▶ Problem requirements: Copy every line of the records below that holds the word "Booklet".
• • •
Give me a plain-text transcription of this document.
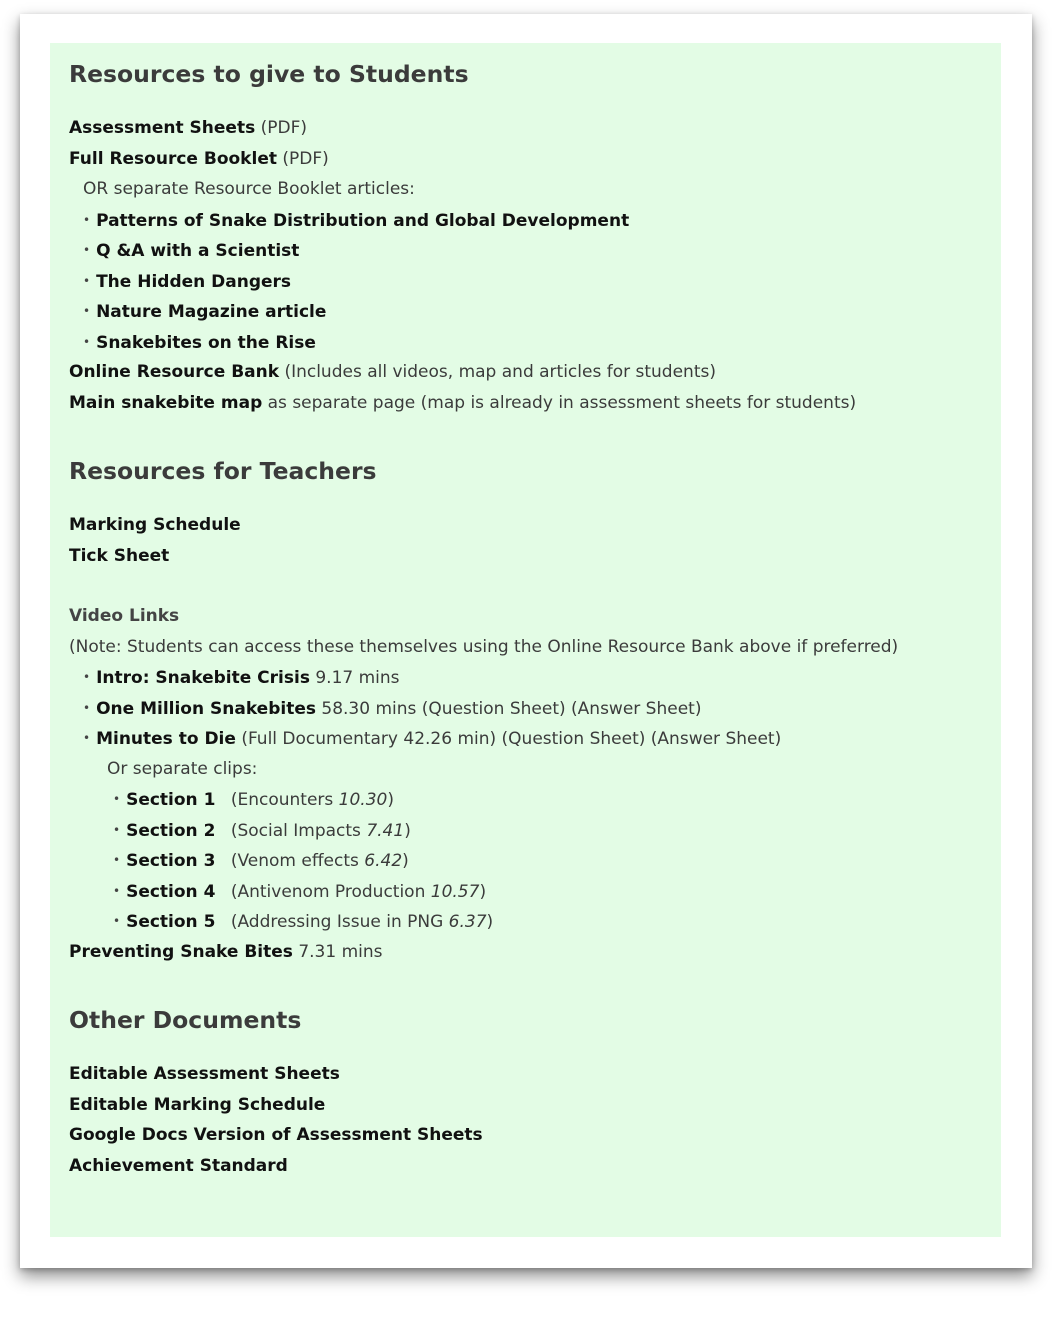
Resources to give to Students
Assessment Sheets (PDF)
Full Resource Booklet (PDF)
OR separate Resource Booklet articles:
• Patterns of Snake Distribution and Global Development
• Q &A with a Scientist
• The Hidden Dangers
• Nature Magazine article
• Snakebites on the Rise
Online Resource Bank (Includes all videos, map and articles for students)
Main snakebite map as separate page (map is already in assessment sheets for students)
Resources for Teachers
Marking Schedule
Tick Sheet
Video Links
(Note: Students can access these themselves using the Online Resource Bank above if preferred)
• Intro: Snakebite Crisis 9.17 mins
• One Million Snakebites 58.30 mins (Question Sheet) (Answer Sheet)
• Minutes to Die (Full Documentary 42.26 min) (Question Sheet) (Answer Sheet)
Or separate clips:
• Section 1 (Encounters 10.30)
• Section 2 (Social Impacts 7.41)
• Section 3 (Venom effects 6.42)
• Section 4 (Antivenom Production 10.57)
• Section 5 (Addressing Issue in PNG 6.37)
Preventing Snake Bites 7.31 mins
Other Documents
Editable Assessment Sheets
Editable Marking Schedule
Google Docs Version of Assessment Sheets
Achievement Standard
• • •
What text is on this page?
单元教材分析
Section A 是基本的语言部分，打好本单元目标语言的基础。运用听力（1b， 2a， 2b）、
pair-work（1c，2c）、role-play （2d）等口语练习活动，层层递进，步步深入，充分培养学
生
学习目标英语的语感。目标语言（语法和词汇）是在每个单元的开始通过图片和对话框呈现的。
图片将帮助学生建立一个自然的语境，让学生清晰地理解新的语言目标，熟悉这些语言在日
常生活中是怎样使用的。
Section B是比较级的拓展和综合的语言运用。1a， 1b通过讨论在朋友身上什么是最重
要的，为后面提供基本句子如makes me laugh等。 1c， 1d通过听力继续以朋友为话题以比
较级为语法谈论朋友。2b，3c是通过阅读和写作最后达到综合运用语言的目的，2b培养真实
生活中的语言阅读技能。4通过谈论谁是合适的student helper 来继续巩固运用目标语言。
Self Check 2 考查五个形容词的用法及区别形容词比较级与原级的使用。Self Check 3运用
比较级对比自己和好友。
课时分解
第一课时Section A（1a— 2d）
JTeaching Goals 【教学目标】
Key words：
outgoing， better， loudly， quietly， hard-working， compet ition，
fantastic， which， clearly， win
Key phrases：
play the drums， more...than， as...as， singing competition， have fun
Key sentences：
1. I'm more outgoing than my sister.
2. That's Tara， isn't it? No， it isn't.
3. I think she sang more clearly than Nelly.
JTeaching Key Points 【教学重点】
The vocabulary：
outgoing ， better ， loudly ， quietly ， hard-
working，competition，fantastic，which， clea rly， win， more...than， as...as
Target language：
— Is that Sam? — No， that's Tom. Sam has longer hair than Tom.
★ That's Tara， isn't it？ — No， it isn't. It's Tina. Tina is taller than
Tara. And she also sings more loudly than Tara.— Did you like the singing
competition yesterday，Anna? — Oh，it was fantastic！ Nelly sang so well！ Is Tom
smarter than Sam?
• • •
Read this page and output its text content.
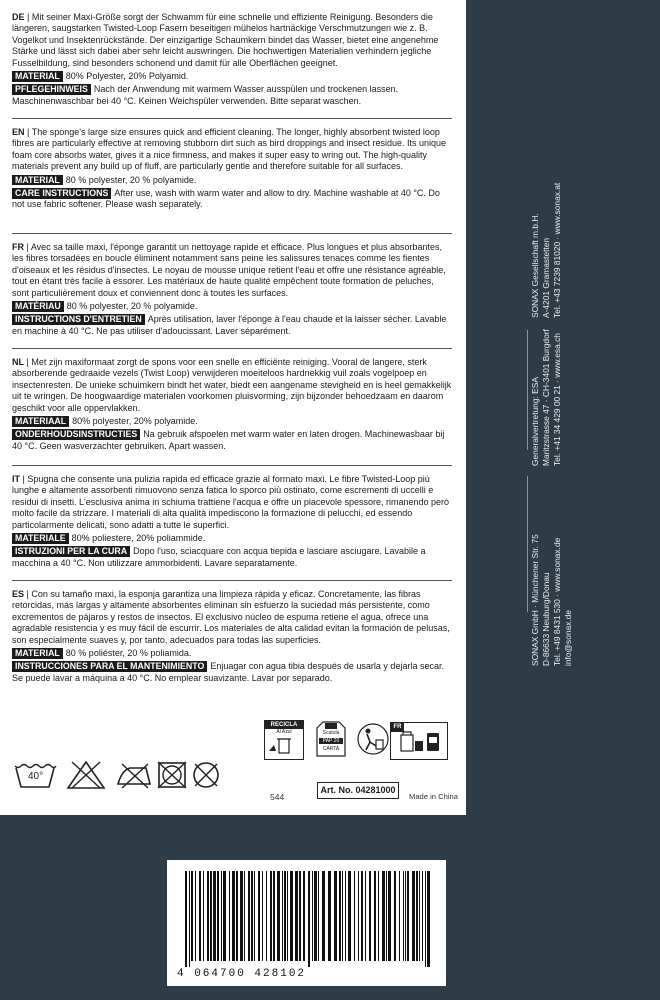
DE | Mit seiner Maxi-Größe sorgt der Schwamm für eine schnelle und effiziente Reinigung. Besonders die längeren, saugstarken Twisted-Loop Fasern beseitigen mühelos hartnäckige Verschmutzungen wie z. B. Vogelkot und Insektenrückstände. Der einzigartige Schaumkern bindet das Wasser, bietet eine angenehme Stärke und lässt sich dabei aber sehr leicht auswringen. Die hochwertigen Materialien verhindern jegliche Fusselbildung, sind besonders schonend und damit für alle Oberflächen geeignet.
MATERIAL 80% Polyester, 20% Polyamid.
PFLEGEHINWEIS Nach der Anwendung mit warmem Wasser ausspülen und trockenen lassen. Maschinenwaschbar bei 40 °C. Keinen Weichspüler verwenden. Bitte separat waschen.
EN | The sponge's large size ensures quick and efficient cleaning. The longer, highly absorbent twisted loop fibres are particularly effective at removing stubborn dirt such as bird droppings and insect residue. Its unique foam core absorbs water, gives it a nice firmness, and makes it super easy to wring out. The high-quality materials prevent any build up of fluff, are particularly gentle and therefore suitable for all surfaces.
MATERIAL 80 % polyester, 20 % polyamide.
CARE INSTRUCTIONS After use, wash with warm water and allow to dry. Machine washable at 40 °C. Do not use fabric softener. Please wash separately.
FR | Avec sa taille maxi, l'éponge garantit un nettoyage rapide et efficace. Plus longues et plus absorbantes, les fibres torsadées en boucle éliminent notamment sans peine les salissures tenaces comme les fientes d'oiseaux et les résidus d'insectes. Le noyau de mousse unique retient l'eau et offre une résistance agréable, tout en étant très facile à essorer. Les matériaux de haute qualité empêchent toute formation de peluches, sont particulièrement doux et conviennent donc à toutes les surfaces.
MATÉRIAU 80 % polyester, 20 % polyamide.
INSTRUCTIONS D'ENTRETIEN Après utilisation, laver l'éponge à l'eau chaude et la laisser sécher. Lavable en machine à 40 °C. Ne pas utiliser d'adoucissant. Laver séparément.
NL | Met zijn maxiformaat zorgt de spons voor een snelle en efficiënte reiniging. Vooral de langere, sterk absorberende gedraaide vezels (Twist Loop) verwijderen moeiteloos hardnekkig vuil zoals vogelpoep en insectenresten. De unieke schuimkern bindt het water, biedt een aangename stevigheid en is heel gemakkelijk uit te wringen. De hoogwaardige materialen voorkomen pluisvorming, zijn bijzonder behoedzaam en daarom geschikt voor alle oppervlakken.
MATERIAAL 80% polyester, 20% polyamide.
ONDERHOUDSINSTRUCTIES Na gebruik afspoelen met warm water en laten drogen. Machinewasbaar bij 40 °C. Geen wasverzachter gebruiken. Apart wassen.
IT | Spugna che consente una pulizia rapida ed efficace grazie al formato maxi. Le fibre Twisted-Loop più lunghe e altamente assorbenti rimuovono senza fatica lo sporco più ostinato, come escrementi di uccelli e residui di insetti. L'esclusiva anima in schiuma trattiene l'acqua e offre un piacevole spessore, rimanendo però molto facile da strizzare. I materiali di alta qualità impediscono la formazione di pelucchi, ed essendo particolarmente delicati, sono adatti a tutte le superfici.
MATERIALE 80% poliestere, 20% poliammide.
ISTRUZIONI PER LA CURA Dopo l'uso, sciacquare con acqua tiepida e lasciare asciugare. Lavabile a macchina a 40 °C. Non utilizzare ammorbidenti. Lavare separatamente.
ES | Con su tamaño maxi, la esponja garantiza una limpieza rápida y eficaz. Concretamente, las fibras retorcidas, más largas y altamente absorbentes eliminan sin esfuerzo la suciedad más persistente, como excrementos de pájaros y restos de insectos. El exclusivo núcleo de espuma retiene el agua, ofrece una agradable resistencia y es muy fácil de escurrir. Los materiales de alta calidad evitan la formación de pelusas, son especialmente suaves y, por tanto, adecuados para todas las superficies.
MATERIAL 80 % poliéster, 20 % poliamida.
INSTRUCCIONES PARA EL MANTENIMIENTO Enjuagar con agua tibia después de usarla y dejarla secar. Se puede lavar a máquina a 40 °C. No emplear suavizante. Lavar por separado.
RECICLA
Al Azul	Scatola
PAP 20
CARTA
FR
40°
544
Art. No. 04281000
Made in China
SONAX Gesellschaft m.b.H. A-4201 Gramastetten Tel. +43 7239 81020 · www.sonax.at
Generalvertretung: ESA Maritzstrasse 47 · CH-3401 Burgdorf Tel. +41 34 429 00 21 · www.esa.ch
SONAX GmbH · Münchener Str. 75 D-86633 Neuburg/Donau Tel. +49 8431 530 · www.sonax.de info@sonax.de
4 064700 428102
• • •
▶ Full output:
Full Resource Booklet (PDF)
OR separate Resource Booklet articles:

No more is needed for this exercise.